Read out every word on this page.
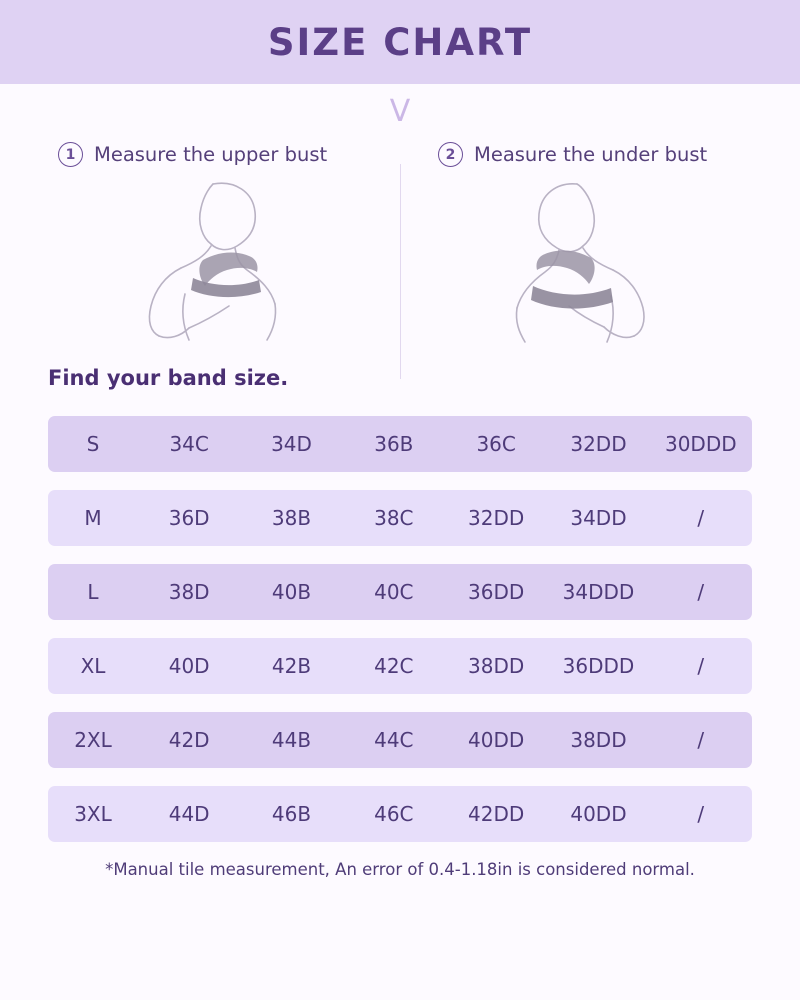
SIZE CHART
V
1 Measure the upper bust	2 Measure the under bust
Find your band size.
S	34C	34D	36B	36C	32DD	30DDD
M	36D	38B	38C	32DD	34DD	/
L	38D	40B	40C	36DD	34DDD	/
XL	40D	42B	42C	38DD	36DDD	/
2XL	42D	44B	44C	40DD	38DD	/
3XL	44D	46B	46C	42DD	40DD	/
*Manual tile measurement, An error of 0.4-1.18in is considered normal.
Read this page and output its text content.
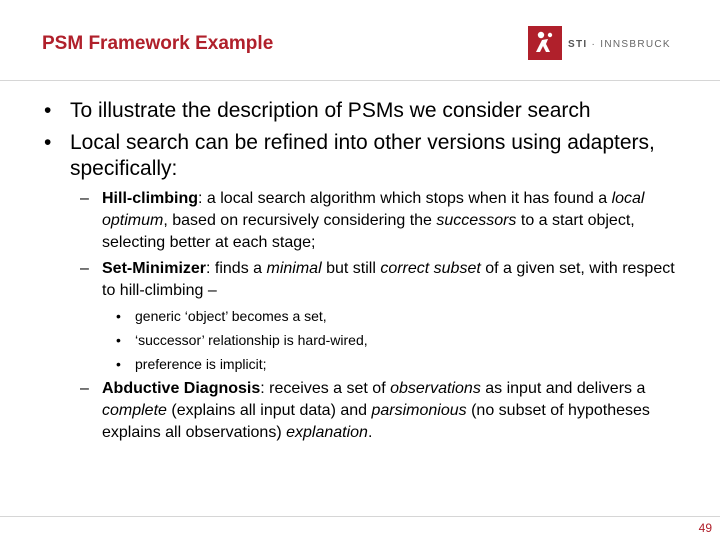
PSM Framework Example	STI · INNSBRUCK
• To illustrate the description of PSMs we consider search
• Local search can be refined into other versions using adapters, specifically:
– Hill-climbing: a local search algorithm which stops when it has found a local optimum, based on recursively considering the successors to a start object, selecting better at each stage;
– Set-Minimizer: finds a minimal but still correct subset of a given set, with respect to hill-climbing –
• generic ‘object’ becomes a set,
• ‘successor’ relationship is hard-wired,
• preference is implicit;
– Abductive Diagnosis: receives a set of observations as input and delivers a complete (explains all input data) and parsimonious (no subset of hypotheses explains all observations) explanation.
49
· · · ·
== REQUIRED TASK ==
Copy out each line that contains the word "subset".

== ANSWER IN FULL ==
– Set-Minimizer: finds a minimal but still correct subset of a given set, with respect to hill-climbing –
– Abductive Diagnosis: receives a set of observations as input and delivers a complete (explains all input data) and parsimonious (no subset of hypotheses explains all observations) explanation.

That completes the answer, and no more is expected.